**TASK INSTRUCTIONS**
Quote the entries in full, character for character, without their images.

**THE INPUT**
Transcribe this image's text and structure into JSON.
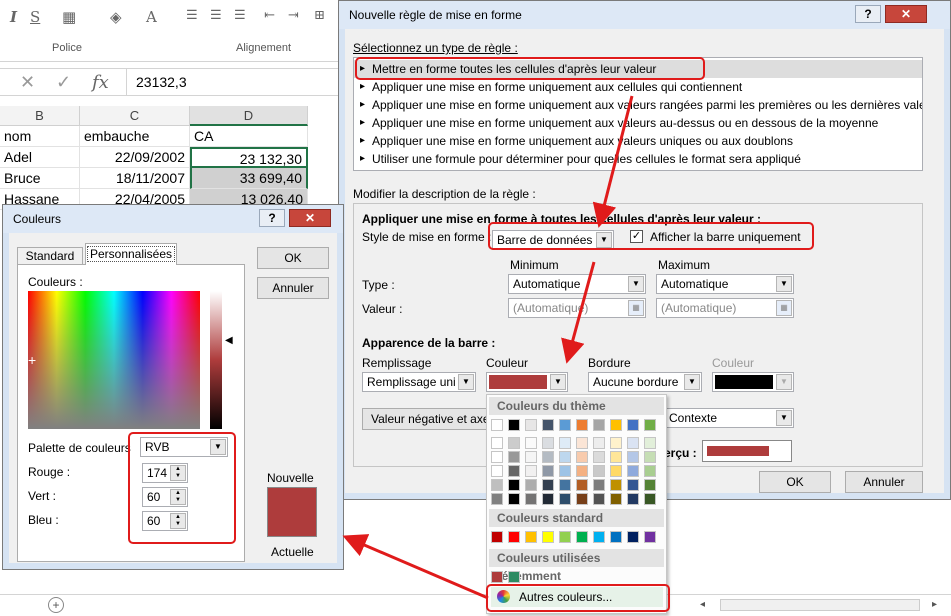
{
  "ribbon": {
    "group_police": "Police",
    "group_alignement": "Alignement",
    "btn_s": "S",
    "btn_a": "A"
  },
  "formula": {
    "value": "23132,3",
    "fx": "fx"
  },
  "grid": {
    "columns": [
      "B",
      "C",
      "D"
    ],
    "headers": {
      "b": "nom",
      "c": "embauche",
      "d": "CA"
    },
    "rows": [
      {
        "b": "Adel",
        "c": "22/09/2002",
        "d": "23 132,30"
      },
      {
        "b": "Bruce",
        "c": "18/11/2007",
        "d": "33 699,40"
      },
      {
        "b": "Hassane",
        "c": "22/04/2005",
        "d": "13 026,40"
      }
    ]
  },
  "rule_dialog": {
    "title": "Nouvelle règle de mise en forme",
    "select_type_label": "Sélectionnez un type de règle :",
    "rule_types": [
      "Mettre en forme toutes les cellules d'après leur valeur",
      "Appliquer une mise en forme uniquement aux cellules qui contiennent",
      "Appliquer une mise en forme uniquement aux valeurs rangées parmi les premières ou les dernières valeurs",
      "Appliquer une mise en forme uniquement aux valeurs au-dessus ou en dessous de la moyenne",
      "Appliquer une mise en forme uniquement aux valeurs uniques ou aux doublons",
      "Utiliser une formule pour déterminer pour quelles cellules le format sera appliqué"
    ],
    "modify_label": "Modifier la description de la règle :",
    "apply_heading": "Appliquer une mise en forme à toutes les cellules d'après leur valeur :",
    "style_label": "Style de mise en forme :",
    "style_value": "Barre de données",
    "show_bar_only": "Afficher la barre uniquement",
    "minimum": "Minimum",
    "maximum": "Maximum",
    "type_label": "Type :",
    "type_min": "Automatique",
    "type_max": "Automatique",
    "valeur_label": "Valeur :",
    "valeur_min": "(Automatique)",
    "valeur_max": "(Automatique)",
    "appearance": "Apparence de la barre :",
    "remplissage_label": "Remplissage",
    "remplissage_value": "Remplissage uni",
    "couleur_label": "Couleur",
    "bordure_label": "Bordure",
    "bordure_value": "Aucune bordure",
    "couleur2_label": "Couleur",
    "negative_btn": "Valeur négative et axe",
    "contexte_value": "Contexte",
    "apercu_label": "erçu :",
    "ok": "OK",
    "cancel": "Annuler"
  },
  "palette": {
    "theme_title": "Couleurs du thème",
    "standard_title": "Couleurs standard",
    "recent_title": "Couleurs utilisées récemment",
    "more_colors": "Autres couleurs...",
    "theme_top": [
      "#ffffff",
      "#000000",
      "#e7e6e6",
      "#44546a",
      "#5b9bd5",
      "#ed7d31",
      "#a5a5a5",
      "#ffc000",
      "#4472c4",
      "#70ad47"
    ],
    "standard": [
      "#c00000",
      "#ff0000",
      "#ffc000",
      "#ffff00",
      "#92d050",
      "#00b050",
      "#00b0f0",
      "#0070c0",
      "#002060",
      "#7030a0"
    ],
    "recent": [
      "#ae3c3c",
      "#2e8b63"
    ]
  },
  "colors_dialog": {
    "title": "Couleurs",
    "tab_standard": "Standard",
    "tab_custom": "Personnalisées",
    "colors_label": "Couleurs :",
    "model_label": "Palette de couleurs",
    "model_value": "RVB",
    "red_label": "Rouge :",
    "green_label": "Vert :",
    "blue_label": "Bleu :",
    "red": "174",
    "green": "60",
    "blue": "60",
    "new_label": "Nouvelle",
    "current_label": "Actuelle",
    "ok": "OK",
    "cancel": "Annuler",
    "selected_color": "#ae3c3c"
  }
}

**COMPLETED TASK**
Transcribe this image's text and structure into JSON.
{
  "ribbon": {
    "group_police": "Police",
    "group_alignement": "Alignement",
    "btn_s": "S",
    "btn_a": "A"
  },
  "formula": {
    "value": "23132,3",
    "fx": "fx"
  },
  "grid": {
    "columns": [
      "B",
      "C",
      "D"
    ],
    "headers": {
      "b": "nom",
      "c": "embauche",
      "d": "CA"
    },
    "rows": [
      {
        "b": "Adel",
        "c": "22/09/2002",
        "d": "23 132,30"
      },
      {
        "b": "Bruce",
        "c": "18/11/2007",
        "d": "33 699,40"
      },
      {
        "b": "Hassane",
        "c": "22/04/2005",
        "d": "13 026,40"
      }
    ]
  },
  "rule_dialog": {
    "title": "Nouvelle règle de mise en forme",
    "select_type_label": "Sélectionnez un type de règle :",
    "rule_types": [
      "Mettre en forme toutes les cellules d'après leur valeur",
      "Appliquer une mise en forme uniquement aux cellules qui contiennent",
      "Appliquer une mise en forme uniquement aux valeurs rangées parmi les premières ou les dernières valeurs",
      "Appliquer une mise en forme uniquement aux valeurs au-dessus ou en dessous de la moyenne",
      "Appliquer une mise en forme uniquement aux valeurs uniques ou aux doublons",
      "Utiliser une formule pour déterminer pour quelles cellules le format sera appliqué"
    ],
    "modify_label": "Modifier la description de la règle :",
    "apply_heading": "Appliquer une mise en forme à toutes les cellules d'après leur valeur :",
    "style_label": "Style de mise en forme :",
    "style_value": "Barre de données",
    "show_bar_only": "Afficher la barre uniquement",
    "minimum": "Minimum",
    "maximum": "Maximum",
    "type_label": "Type :",
    "type_min": "Automatique",
    "type_max": "Automatique",
    "valeur_label": "Valeur :",
    "valeur_min": "(Automatique)",
    "valeur_max": "(Automatique)",
    "appearance": "Apparence de la barre :",
    "remplissage_label": "Remplissage",
    "remplissage_value": "Remplissage uni",
    "couleur_label": "Couleur",
    "bordure_label": "Bordure",
    "bordure_value": "Aucune bordure",
    "couleur2_label": "Couleur",
    "negative_btn": "Valeur négative et axe",
    "contexte_value": "Contexte",
    "apercu_label": "erçu :",
    "ok": "OK",
    "cancel": "Annuler"
  },
  "palette": {
    "theme_title": "Couleurs du thème",
    "standard_title": "Couleurs standard",
    "recent_title": "Couleurs utilisées récemment",
    "more_colors": "Autres couleurs...",
    "theme_top": [
      "#ffffff",
      "#000000",
      "#e7e6e6",
      "#44546a",
      "#5b9bd5",
      "#ed7d31",
      "#a5a5a5",
      "#ffc000",
      "#4472c4",
      "#70ad47"
    ],
    "standard": [
      "#c00000",
      "#ff0000",
      "#ffc000",
      "#ffff00",
      "#92d050",
      "#00b050",
      "#00b0f0",
      "#0070c0",
      "#002060",
      "#7030a0"
    ],
    "recent": [
      "#ae3c3c",
      "#2e8b63"
    ]
  },
  "colors_dialog": {
    "title": "Couleurs",
    "tab_standard": "Standard",
    "tab_custom": "Personnalisées",
    "colors_label": "Couleurs :",
    "model_label": "Palette de couleurs",
    "model_value": "RVB",
    "red_label": "Rouge :",
    "green_label": "Vert :",
    "blue_label": "Bleu :",
    "red": "174",
    "green": "60",
    "blue": "60",
    "new_label": "Nouvelle",
    "current_label": "Actuelle",
    "ok": "OK",
    "cancel": "Annuler",
    "selected_color": "#ae3c3c"
  }
}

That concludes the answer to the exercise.